Dataset content =>
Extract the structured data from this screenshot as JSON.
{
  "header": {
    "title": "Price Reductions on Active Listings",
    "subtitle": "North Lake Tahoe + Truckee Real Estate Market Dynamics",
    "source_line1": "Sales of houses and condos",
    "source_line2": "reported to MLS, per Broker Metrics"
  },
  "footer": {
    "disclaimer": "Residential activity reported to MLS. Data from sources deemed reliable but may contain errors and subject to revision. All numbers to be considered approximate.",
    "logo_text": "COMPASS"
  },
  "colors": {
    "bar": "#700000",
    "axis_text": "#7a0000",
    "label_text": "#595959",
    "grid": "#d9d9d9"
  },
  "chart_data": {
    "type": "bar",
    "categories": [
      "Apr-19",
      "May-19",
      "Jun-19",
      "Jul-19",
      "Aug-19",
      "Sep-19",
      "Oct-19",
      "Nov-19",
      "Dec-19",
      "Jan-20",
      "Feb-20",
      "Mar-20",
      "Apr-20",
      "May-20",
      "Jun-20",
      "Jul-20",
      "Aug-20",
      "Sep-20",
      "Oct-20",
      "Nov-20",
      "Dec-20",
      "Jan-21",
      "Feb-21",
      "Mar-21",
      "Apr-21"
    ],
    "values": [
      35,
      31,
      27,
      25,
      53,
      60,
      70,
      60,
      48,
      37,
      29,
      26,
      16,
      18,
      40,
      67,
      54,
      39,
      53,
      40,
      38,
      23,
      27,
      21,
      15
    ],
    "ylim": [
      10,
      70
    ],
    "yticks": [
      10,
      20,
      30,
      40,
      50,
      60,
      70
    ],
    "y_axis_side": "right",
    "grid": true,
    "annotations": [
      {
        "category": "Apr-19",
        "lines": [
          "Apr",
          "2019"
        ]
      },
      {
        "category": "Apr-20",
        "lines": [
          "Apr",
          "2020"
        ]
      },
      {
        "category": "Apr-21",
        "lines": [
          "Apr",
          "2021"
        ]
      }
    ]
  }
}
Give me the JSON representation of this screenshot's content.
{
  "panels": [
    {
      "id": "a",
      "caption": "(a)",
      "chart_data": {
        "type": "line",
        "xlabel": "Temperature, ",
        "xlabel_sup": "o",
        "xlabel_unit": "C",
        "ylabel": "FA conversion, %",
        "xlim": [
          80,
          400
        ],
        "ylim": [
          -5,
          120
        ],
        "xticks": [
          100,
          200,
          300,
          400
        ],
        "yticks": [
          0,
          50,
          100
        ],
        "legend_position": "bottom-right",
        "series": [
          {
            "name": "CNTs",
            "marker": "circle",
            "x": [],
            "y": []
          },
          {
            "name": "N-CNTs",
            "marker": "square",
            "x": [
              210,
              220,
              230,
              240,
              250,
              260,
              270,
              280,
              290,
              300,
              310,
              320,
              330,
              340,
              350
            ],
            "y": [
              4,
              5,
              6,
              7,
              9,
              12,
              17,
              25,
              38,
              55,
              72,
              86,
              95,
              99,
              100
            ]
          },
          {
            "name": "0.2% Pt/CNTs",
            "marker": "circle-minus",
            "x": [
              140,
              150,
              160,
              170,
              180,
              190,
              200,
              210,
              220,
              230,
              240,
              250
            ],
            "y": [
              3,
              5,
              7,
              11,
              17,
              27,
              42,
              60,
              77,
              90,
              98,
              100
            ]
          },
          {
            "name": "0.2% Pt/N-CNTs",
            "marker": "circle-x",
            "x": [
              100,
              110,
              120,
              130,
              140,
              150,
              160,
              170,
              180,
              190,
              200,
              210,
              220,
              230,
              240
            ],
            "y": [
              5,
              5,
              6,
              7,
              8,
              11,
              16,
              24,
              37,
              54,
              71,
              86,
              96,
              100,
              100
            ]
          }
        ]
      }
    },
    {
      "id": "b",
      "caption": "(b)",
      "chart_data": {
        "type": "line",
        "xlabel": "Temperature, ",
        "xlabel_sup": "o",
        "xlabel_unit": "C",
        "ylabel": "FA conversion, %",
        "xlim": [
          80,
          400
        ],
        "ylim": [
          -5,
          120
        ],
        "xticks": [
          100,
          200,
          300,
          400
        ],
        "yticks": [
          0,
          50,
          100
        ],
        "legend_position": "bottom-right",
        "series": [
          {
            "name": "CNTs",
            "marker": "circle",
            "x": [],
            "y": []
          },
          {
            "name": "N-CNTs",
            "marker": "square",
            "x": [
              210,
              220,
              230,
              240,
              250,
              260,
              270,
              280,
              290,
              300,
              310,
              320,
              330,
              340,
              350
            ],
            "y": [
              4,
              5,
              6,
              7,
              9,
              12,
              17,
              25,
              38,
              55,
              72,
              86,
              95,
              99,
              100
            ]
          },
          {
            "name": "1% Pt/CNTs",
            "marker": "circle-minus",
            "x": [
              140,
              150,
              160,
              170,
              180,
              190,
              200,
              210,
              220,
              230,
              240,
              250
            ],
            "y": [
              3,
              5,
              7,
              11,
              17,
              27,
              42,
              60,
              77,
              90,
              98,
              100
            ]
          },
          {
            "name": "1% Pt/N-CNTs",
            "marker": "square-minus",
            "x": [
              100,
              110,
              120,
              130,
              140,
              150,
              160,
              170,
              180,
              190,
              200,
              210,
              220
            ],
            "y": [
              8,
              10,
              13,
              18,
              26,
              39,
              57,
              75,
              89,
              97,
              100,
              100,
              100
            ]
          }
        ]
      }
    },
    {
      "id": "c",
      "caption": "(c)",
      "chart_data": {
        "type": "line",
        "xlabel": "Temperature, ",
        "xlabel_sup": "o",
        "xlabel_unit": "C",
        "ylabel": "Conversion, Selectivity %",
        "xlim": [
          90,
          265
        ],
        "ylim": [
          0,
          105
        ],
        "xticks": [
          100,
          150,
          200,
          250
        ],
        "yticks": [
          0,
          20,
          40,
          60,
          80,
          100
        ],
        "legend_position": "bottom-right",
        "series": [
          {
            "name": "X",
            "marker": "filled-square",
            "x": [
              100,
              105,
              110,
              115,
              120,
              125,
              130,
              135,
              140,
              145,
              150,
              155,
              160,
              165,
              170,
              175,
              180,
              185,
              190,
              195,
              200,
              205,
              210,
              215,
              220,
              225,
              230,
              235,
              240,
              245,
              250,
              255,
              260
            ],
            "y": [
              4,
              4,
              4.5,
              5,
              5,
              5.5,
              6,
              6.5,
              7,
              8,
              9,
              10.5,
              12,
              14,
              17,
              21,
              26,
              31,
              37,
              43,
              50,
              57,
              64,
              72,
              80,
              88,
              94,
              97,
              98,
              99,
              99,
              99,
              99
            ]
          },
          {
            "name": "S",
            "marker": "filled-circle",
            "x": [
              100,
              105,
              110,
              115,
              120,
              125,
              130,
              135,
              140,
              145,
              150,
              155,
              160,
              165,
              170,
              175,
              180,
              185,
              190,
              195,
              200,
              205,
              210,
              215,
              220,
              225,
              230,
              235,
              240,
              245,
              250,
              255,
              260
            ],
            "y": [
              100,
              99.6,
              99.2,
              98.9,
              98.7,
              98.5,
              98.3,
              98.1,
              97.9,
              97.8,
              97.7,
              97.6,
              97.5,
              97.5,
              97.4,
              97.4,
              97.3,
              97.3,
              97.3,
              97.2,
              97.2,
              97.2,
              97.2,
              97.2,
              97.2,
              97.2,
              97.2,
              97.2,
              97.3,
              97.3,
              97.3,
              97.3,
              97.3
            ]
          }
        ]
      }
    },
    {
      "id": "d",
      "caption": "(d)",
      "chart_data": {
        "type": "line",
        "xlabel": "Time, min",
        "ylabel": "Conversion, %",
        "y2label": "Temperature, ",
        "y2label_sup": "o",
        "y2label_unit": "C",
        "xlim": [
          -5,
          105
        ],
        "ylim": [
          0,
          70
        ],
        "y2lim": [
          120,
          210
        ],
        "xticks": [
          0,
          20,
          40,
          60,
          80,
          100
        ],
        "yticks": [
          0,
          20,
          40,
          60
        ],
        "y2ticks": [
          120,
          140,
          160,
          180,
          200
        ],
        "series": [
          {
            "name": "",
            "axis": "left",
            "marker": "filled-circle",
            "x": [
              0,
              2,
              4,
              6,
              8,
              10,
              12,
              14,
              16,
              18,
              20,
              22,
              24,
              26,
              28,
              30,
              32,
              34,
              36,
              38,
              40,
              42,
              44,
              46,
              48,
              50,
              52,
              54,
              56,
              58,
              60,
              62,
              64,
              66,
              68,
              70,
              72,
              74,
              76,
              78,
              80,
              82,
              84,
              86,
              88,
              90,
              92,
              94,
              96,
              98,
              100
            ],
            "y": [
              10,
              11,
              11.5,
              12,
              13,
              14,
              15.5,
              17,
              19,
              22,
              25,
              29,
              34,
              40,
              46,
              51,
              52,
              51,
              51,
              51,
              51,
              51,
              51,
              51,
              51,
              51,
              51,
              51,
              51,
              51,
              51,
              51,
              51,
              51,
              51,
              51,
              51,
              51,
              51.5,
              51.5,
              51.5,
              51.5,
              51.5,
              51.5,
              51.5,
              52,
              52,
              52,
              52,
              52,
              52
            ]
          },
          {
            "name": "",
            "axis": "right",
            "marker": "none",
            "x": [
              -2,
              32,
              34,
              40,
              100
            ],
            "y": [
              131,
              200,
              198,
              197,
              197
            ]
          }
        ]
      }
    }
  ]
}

To do =>
Show each line holding the word "CNTs".

Full answer =>
            "name": "CNTs",
            "name": "N-CNTs",
            "name": "0.2% Pt/CNTs",
            "name": "0.2% Pt/N-CNTs",
            "name": "CNTs",
            "name": "N-CNTs",
            "name": "1% Pt/CNTs",
            "name": "1% Pt/N-CNTs",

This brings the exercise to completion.